RECORDS FOR THIS EXERCISE start

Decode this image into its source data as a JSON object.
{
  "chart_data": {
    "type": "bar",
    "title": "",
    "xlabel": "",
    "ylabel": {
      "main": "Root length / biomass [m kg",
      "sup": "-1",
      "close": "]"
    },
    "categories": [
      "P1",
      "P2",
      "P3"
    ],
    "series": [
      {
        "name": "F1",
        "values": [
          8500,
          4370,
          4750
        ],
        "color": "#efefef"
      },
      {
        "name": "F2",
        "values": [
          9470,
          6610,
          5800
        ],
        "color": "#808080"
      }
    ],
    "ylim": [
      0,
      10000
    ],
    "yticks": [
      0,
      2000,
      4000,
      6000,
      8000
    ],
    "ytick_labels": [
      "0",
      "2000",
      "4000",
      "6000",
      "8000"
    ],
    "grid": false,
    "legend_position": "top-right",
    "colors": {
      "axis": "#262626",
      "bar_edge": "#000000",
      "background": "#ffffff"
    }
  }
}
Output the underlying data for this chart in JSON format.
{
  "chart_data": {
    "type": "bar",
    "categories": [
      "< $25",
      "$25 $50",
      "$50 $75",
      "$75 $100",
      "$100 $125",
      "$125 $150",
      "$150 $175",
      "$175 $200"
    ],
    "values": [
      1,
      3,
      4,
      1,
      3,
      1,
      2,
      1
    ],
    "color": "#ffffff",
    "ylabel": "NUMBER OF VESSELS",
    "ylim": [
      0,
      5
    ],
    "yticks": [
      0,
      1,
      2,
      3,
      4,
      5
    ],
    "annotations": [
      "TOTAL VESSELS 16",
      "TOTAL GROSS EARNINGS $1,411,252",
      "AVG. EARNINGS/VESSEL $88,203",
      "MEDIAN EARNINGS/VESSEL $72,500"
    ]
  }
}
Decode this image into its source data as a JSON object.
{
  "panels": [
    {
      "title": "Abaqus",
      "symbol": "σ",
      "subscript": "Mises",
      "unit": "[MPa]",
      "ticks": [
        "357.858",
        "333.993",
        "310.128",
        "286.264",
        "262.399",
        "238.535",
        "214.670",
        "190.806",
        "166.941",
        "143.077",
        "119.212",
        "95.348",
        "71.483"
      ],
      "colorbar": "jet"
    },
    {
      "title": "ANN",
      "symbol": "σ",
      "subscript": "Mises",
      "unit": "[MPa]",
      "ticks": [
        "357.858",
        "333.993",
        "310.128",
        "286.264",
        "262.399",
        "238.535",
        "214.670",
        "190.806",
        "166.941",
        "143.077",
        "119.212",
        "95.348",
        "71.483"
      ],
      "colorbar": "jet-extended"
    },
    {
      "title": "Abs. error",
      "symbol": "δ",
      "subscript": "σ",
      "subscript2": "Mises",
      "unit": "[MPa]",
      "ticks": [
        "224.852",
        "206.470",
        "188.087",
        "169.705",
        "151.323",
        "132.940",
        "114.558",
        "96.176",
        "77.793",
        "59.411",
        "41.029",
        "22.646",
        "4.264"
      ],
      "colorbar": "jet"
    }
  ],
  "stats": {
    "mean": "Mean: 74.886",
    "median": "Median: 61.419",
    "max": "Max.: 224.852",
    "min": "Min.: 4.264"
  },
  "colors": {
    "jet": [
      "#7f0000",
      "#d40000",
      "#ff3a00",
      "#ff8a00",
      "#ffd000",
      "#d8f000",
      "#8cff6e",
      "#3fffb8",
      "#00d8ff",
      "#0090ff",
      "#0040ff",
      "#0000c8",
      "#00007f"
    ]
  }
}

RECORDS FOR THIS EXERCISE end

- _YOUR OBJECTIVE_
Take the listing above and write it out again exactly.

- _WRITTEN REPLY_
Decode this image into its source data as a JSON object.
{
  "chart_data": {
    "type": "bar",
    "title": "",
    "xlabel": "",
    "ylabel": {
      "main": "Root length / biomass [m kg",
      "sup": "-1",
      "close": "]"
    },
    "categories": [
      "P1",
      "P2",
      "P3"
    ],
    "series": [
      {
        "name": "F1",
        "values": [
          8500,
          4370,
          4750
        ],
        "color": "#efefef"
      },
      {
        "name": "F2",
        "values": [
          9470,
          6610,
          5800
        ],
        "color": "#808080"
      }
    ],
    "ylim": [
      0,
      10000
    ],
    "yticks": [
      0,
      2000,
      4000,
      6000,
      8000
    ],
    "ytick_labels": [
      "0",
      "2000",
      "4000",
      "6000",
      "8000"
    ],
    "grid": false,
    "legend_position": "top-right",
    "colors": {
      "axis": "#262626",
      "bar_edge": "#000000",
      "background": "#ffffff"
    }
  }
}
Output the underlying data for this chart in JSON format.
{
  "chart_data": {
    "type": "bar",
    "categories": [
      "< $25",
      "$25 $50",
      "$50 $75",
      "$75 $100",
      "$100 $125",
      "$125 $150",
      "$150 $175",
      "$175 $200"
    ],
    "values": [
      1,
      3,
      4,
      1,
      3,
      1,
      2,
      1
    ],
    "color": "#ffffff",
    "ylabel": "NUMBER OF VESSELS",
    "ylim": [
      0,
      5
    ],
    "yticks": [
      0,
      1,
      2,
      3,
      4,
      5
    ],
    "annotations": [
      "TOTAL VESSELS 16",
      "TOTAL GROSS EARNINGS $1,411,252",
      "AVG. EARNINGS/VESSEL $88,203",
      "MEDIAN EARNINGS/VESSEL $72,500"
    ]
  }
}
Decode this image into its source data as a JSON object.
{
  "panels": [
    {
      "title": "Abaqus",
      "symbol": "σ",
      "subscript": "Mises",
      "unit": "[MPa]",
      "ticks": [
        "357.858",
        "333.993",
        "310.128",
        "286.264",
        "262.399",
        "238.535",
        "214.670",
        "190.806",
        "166.941",
        "143.077",
        "119.212",
        "95.348",
        "71.483"
      ],
      "colorbar": "jet"
    },
    {
      "title": "ANN",
      "symbol": "σ",
      "subscript": "Mises",
      "unit": "[MPa]",
      "ticks": [
        "357.858",
        "333.993",
        "310.128",
        "286.264",
        "262.399",
        "238.535",
        "214.670",
        "190.806",
        "166.941",
        "143.077",
        "119.212",
        "95.348",
        "71.483"
      ],
      "colorbar": "jet-extended"
    },
    {
      "title": "Abs. error",
      "symbol": "δ",
      "subscript": "σ",
      "subscript2": "Mises",
      "unit": "[MPa]",
      "ticks": [
        "224.852",
        "206.470",
        "188.087",
        "169.705",
        "151.323",
        "132.940",
        "114.558",
        "96.176",
        "77.793",
        "59.411",
        "41.029",
        "22.646",
        "4.264"
      ],
      "colorbar": "jet"
    }
  ],
  "stats": {
    "mean": "Mean: 74.886",
    "median": "Median: 61.419",
    "max": "Max.: 224.852",
    "min": "Min.: 4.264"
  },
  "colors": {
    "jet": [
      "#7f0000",
      "#d40000",
      "#ff3a00",
      "#ff8a00",
      "#ffd000",
      "#d8f000",
      "#8cff6e",
      "#3fffb8",
      "#00d8ff",
      "#0090ff",
      "#0040ff",
      "#0000c8",
      "#00007f"
    ]
  }
}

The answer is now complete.